Wednesday, November 20, 2019

TAKING A BREAK

I did not plan to say anything or even explain any of this but this morning, I received two emails saying that they missed my Instagram story, how my story helps them to feel less alone, help to distract them from their loud voices and such. 

I haven't posted any story for almost a week. I have logged out from Instagram and Twitter because I want peace. To be honest, I have been so anxious and insecure about myself for so long because of social media but I love how I can communicate with my friends all around the world through Instagram. 

Social media has brought so many positivities to my life. One of my long-time internet friends, Francesca, she lives in Dubai now and we've been catching up a lot through DM. We met through Twitter - she lived in Italy then and I was just an Indonesian girl. Who would thought that a girl who lived in Italy would communicate with a girl who lived in Indonesia? 

When I was opened up about my experience about an abusive relationship, so many people reached out to me (my Instagram is open for the public) and shared their own stories. To me, I feel so motivated and less alone and goodness, they are too! We bonded through experiences and stories and for God's sake, that is a good cause! 

However, social media also full of toxic. I'm pretty much an open book. Some people said that they can tell whether I am in a good mood or bad mood based on my Instagram story. They said they can tell how my life has been doing through my Twitter.

_DATA RECORDS_:
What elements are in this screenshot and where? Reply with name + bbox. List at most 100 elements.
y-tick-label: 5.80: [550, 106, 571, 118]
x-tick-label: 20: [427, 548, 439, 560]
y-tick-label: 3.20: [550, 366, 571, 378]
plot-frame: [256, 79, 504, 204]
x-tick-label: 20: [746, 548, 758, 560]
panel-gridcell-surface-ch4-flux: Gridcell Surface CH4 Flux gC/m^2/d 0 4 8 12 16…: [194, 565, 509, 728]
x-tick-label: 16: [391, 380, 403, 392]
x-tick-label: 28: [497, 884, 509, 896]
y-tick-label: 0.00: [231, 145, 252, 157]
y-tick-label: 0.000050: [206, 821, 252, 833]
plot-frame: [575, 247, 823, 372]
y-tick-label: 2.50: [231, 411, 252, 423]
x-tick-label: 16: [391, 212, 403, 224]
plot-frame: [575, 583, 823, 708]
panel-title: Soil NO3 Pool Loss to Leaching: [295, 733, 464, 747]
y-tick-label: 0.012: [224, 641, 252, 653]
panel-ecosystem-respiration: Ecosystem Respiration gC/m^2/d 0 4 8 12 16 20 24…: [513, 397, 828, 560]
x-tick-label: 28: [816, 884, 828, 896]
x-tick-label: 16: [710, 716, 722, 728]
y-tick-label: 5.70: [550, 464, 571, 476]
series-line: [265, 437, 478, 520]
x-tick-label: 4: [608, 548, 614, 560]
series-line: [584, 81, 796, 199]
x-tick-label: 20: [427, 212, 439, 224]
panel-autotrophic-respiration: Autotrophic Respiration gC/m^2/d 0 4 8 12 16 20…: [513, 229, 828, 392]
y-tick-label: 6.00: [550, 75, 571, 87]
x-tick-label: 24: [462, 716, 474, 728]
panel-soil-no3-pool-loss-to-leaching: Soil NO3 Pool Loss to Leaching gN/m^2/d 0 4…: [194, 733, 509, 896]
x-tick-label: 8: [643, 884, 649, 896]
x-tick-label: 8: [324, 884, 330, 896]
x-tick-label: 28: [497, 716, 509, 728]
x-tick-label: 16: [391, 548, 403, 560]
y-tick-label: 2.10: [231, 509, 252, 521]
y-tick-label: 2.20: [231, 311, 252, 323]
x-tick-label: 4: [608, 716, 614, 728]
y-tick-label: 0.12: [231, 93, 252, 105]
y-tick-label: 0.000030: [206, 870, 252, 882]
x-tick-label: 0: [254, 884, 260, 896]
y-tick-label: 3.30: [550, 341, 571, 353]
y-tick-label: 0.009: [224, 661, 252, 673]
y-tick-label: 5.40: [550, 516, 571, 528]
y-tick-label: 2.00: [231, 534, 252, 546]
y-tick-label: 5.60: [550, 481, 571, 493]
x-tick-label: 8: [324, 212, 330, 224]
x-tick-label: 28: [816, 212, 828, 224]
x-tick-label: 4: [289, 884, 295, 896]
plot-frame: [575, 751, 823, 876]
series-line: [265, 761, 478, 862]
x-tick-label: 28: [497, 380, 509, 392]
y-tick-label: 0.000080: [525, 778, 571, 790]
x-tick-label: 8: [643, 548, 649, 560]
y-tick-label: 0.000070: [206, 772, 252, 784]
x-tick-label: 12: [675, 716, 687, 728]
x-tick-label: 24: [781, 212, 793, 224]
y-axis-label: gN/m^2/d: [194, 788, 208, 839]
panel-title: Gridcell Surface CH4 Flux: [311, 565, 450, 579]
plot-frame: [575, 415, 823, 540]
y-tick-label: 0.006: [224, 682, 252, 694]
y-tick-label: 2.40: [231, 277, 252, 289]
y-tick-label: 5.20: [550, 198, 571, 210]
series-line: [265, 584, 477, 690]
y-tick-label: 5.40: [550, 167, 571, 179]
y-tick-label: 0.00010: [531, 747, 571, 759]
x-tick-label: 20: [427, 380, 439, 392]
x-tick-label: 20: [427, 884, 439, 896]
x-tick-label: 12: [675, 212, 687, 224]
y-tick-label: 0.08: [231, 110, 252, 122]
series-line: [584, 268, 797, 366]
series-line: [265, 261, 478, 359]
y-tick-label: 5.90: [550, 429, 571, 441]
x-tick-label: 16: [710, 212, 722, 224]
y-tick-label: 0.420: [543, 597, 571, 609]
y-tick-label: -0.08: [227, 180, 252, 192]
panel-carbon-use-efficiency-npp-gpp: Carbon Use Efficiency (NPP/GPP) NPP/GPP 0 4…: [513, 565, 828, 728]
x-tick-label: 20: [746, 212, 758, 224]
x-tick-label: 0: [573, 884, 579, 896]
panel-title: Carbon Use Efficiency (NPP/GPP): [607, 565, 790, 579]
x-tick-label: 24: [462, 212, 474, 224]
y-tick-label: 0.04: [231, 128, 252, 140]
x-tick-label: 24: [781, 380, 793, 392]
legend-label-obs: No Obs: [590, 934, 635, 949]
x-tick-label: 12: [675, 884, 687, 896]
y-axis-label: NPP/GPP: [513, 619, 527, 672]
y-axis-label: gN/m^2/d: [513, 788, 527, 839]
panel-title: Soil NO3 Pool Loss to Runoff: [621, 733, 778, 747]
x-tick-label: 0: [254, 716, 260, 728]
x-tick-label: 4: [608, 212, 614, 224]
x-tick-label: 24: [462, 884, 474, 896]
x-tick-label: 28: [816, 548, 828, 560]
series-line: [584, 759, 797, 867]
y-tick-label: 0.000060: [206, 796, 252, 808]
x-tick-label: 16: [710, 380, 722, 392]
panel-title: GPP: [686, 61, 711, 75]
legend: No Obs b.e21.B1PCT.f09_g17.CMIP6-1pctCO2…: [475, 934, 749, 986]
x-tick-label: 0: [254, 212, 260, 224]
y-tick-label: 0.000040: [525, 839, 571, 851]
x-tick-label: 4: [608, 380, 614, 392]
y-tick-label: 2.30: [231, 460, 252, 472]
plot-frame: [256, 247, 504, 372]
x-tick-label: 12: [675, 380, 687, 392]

_DIRECTIONS_:
In the blog post, where does the writer's long-time internet friend Francesca live now?

_EXERCISE OUTPUT_:
Dubai